Description of the task:
Transcribe the entries exactly; images are not part of the copy.

§ §

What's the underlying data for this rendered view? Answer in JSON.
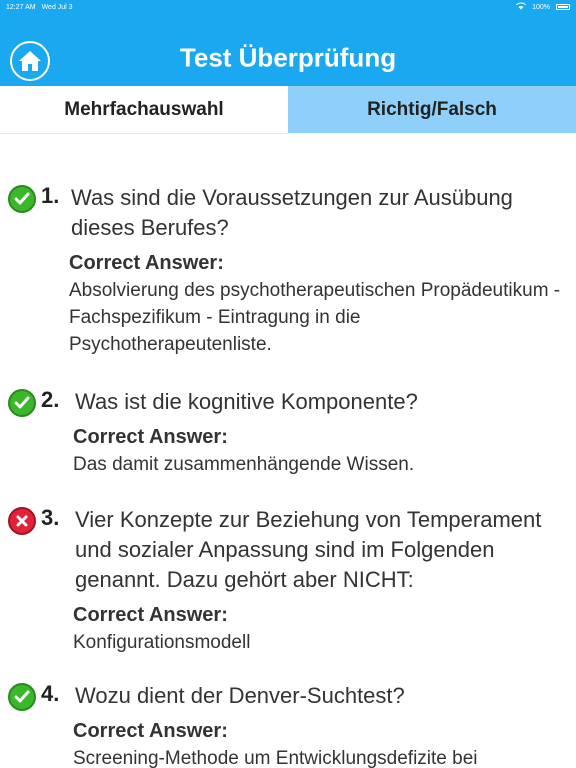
{
  "status_bar": {
    "time": "12:27 AM",
    "date": "Wed Jul 3",
    "battery": "100%",
    "icons": [
      "wifi-icon",
      "battery-icon"
    ]
  },
  "header": {
    "title": "Test Überprüfung",
    "home_icon": "home-icon"
  },
  "tabs": [
    {
      "label": "Mehrfachauswahl",
      "active": true
    },
    {
      "label": "Richtig/Falsch",
      "active": false
    }
  ],
  "colors": {
    "accent": "#1aa8f0",
    "tab_inactive": "#8fd0fa",
    "correct": "#3bb72a",
    "wrong": "#e0223a"
  },
  "answer_label": "Correct Answer:",
  "questions": [
    {
      "number": "1.",
      "status": "correct",
      "text": "Was sind die Voraussetzungen zur Ausübung dieses Berufes?",
      "answer": "Absolvierung des psychotherapeutischen Propädeutikum - Fachspezifikum - Eintragung in die Psychotherapeutenliste."
    },
    {
      "number": "2.",
      "status": "correct",
      "text": "Was ist die kognitive Komponente?",
      "answer": "Das damit zusammenhängende Wissen."
    },
    {
      "number": "3.",
      "status": "wrong",
      "text": "Vier Konzepte zur Beziehung von Temperament und sozialer Anpassung sind im Folgenden genannt. Dazu gehört aber NICHT:",
      "answer": "Konfigurationsmodell"
    },
    {
      "number": "4.",
      "status": "correct",
      "text": "Wozu dient der Denver-Suchtest?",
      "answer": "Screening-Methode um Entwicklungsdefizite bei"
    }
  ]
}
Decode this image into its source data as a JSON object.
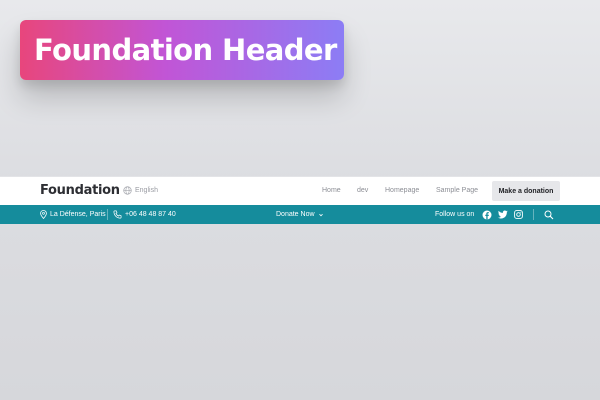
{
  "hero": {
    "title": "Foundation Header"
  },
  "header": {
    "logo": "Foundation",
    "language": "English",
    "nav": [
      "Home",
      "dev",
      "Homepage",
      "Sample Page"
    ],
    "cta_label": "Make a donation"
  },
  "info_bar": {
    "location": "La Défense, Paris",
    "phone": "+06 48 48 87 40",
    "donate_label": "Donate Now",
    "follow_label": "Follow us on",
    "social_icons": [
      "facebook-icon",
      "twitter-icon",
      "instagram-icon"
    ],
    "background": "#158c9c"
  },
  "colors": {
    "hero_gradient_start": "#e8467c",
    "hero_gradient_end": "#8c7df5",
    "logo_text": "#2d2e33",
    "cta_bg": "#e6e7ea"
  }
}
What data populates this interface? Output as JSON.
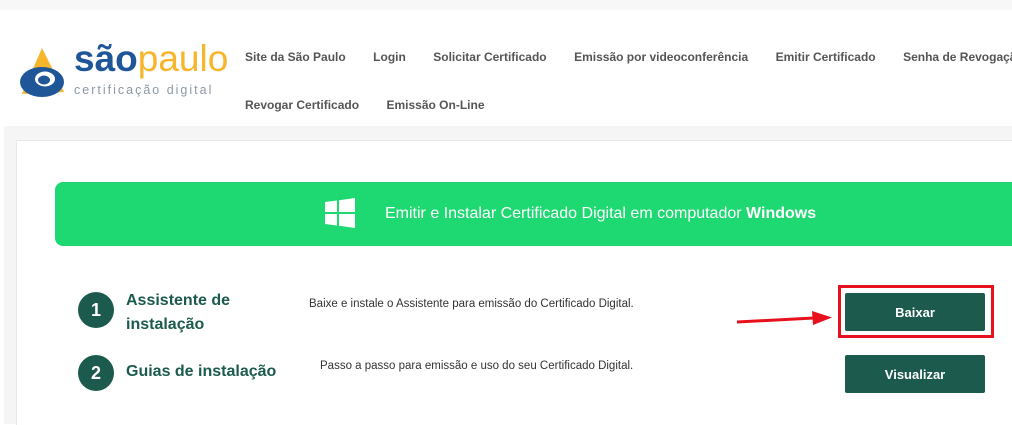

§ §

Correct result:
What's the underlying data for this rendered view? Answer in JSON.
{
  "status_bar": {
    "time": "12:27 AM",
    "date": "Wed Jul 3",
    "battery": "100%",
    "icons": [
      "wifi-icon",
      "battery-icon"
    ]
  },
  "header": {
    "title": "Test Überprüfung",
    "home_icon": "home-icon"
  },
  "tabs": [
    {
      "label": "Mehrfachauswahl",
      "active": true
    },
    {
      "label": "Richtig/Falsch",
      "active": false
    }
  ],
  "colors": {
    "accent": "#1aa8f0",
    "tab_inactive": "#8fd0fa",
    "correct": "#3bb72a",
    "wrong": "#e0223a"
  },
  "answer_label": "Correct Answer:",
  "questions": [
    {
      "number": "1.",
      "status": "correct",
      "text": "Was sind die Voraussetzungen zur Ausübung dieses Berufes?",
      "answer": "Absolvierung des psychotherapeutischen Propädeutikum - Fachspezifikum - Eintragung in die Psychotherapeutenliste."
    },
    {
      "number": "2.",
      "status": "correct",
      "text": "Was ist die kognitive Komponente?",
      "answer": "Das damit zusammenhängende Wissen."
    },
    {
      "number": "3.",
      "status": "wrong",
      "text": "Vier Konzepte zur Beziehung von Temperament und sozialer Anpassung sind im Folgenden genannt. Dazu gehört aber NICHT:",
      "answer": "Konfigurationsmodell"
    },
    {
      "number": "4.",
      "status": "correct",
      "text": "Wozu dient der Denver-Suchtest?",
      "answer": "Screening-Methode um Entwicklungsdefizite bei"
    }
  ]
}
Decode this image into its source data as a JSON object.
{
  "hero": {
    "title": "Foundation Header"
  },
  "header": {
    "logo": "Foundation",
    "language": "English",
    "nav": [
      "Home",
      "dev",
      "Homepage",
      "Sample Page"
    ],
    "cta_label": "Make a donation"
  },
  "info_bar": {
    "location": "La Défense, Paris",
    "phone": "+06 48 48 87 40",
    "donate_label": "Donate Now",
    "follow_label": "Follow us on",
    "social_icons": [
      "facebook-icon",
      "twitter-icon",
      "instagram-icon"
    ],
    "background": "#158c9c"
  },
  "colors": {
    "hero_gradient_start": "#e8467c",
    "hero_gradient_end": "#8c7df5",
    "logo_text": "#2d2e33",
    "cta_bg": "#e6e7ea"
  }
}
What data populates this interface? Output as JSON.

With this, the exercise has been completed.